§ Exercise task: Set down each line of the data below exactly as it stands, dropping the pictures.

§ Dataset items:
* * * * * * *
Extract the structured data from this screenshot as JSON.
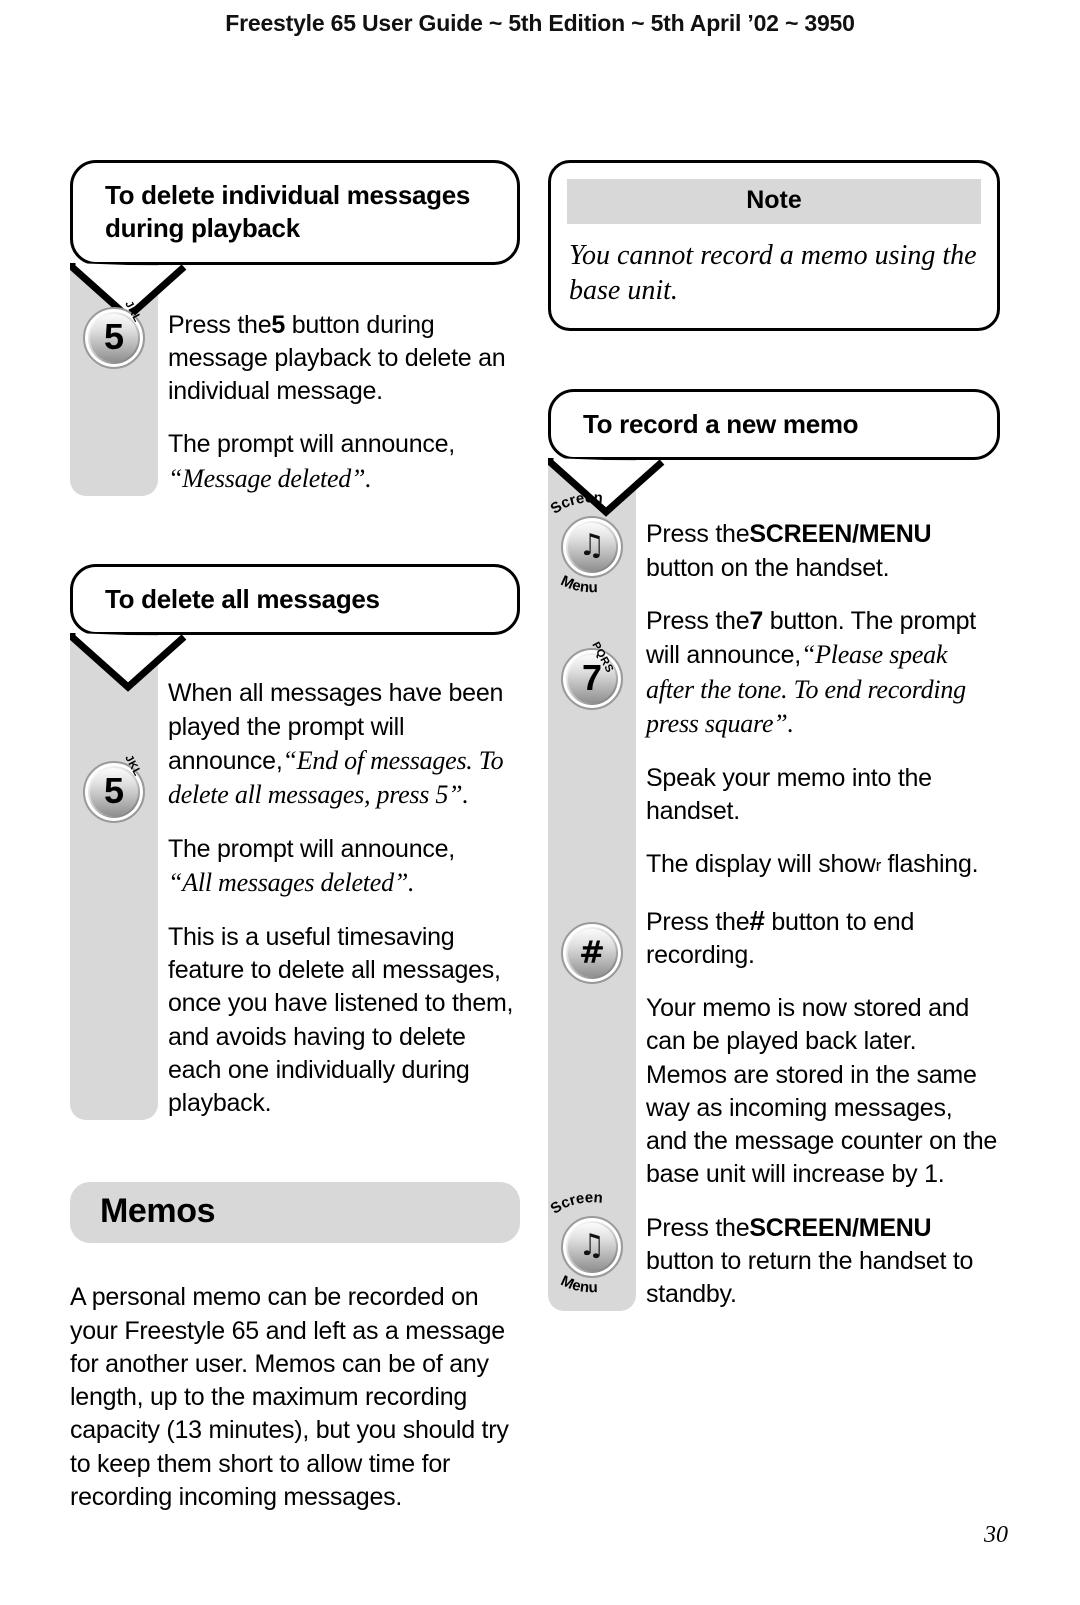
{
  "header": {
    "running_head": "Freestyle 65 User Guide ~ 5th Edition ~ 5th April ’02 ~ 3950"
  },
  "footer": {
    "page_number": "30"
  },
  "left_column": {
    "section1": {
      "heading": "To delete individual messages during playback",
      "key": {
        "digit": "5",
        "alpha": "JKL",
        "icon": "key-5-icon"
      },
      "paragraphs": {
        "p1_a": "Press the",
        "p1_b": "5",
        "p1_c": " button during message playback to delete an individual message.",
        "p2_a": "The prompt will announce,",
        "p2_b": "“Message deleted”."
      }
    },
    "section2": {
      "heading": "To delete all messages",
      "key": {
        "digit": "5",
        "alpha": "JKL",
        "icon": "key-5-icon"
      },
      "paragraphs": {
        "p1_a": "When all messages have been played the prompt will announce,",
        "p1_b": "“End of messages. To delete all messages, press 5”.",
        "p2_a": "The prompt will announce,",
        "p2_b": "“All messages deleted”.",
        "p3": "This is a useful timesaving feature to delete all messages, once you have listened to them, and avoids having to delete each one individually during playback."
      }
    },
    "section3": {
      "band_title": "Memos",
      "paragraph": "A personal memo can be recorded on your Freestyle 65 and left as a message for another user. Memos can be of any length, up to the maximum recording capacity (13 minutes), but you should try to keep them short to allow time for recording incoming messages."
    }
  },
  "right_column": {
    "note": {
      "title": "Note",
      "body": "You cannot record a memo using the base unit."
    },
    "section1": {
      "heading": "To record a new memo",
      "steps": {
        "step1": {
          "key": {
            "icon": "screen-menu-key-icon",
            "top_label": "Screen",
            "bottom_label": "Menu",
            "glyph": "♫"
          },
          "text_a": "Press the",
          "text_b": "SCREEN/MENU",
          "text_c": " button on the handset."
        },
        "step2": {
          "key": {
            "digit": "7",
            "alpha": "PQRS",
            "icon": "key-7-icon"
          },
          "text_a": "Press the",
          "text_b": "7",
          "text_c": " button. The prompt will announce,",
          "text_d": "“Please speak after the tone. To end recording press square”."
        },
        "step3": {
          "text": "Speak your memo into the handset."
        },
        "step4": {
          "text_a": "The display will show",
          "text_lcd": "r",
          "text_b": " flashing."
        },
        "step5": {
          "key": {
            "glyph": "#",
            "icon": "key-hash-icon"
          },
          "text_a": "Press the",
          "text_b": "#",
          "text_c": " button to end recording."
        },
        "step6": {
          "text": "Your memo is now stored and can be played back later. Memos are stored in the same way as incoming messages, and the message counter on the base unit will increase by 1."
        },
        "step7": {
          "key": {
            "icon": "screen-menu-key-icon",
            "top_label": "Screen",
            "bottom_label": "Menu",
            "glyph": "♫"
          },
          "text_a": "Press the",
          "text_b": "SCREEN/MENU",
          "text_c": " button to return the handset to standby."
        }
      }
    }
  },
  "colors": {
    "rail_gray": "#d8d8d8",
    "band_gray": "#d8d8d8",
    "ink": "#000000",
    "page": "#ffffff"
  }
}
* * * * * * *
§ Result of this task:
Extract the structured data from this screenshot as JSON.
{
  "header": {
    "running_head": "Freestyle 65 User Guide ~ 5th Edition ~ 5th April ’02 ~ 3950"
  },
  "footer": {
    "page_number": "30"
  },
  "left_column": {
    "section1": {
      "heading": "To delete individual messages during playback",
      "key": {
        "digit": "5",
        "alpha": "JKL",
        "icon": "key-5-icon"
      },
      "paragraphs": {
        "p1_a": "Press the",
        "p1_b": "5",
        "p1_c": " button during message playback to delete an individual message.",
        "p2_a": "The prompt will announce,",
        "p2_b": "“Message deleted”."
      }
    },
    "section2": {
      "heading": "To delete all messages",
      "key": {
        "digit": "5",
        "alpha": "JKL",
        "icon": "key-5-icon"
      },
      "paragraphs": {
        "p1_a": "When all messages have been played the prompt will announce,",
        "p1_b": "“End of messages. To delete all messages, press 5”.",
        "p2_a": "The prompt will announce,",
        "p2_b": "“All messages deleted”.",
        "p3": "This is a useful timesaving feature to delete all messages, once you have listened to them, and avoids having to delete each one individually during playback."
      }
    },
    "section3": {
      "band_title": "Memos",
      "paragraph": "A personal memo can be recorded on your Freestyle 65 and left as a message for another user. Memos can be of any length, up to the maximum recording capacity (13 minutes), but you should try to keep them short to allow time for recording incoming messages."
    }
  },
  "right_column": {
    "note": {
      "title": "Note",
      "body": "You cannot record a memo using the base unit."
    },
    "section1": {
      "heading": "To record a new memo",
      "steps": {
        "step1": {
          "key": {
            "icon": "screen-menu-key-icon",
            "top_label": "Screen",
            "bottom_label": "Menu",
            "glyph": "♫"
          },
          "text_a": "Press the",
          "text_b": "SCREEN/MENU",
          "text_c": " button on the handset."
        },
        "step2": {
          "key": {
            "digit": "7",
            "alpha": "PQRS",
            "icon": "key-7-icon"
          },
          "text_a": "Press the",
          "text_b": "7",
          "text_c": " button. The prompt will announce,",
          "text_d": "“Please speak after the tone. To end recording press square”."
        },
        "step3": {
          "text": "Speak your memo into the handset."
        },
        "step4": {
          "text_a": "The display will show",
          "text_lcd": "r",
          "text_b": " flashing."
        },
        "step5": {
          "key": {
            "glyph": "#",
            "icon": "key-hash-icon"
          },
          "text_a": "Press the",
          "text_b": "#",
          "text_c": " button to end recording."
        },
        "step6": {
          "text": "Your memo is now stored and can be played back later. Memos are stored in the same way as incoming messages, and the message counter on the base unit will increase by 1."
        },
        "step7": {
          "key": {
            "icon": "screen-menu-key-icon",
            "top_label": "Screen",
            "bottom_label": "Menu",
            "glyph": "♫"
          },
          "text_a": "Press the",
          "text_b": "SCREEN/MENU",
          "text_c": " button to return the handset to standby."
        }
      }
    }
  },
  "colors": {
    "rail_gray": "#d8d8d8",
    "band_gray": "#d8d8d8",
    "ink": "#000000",
    "page": "#ffffff"
  }
}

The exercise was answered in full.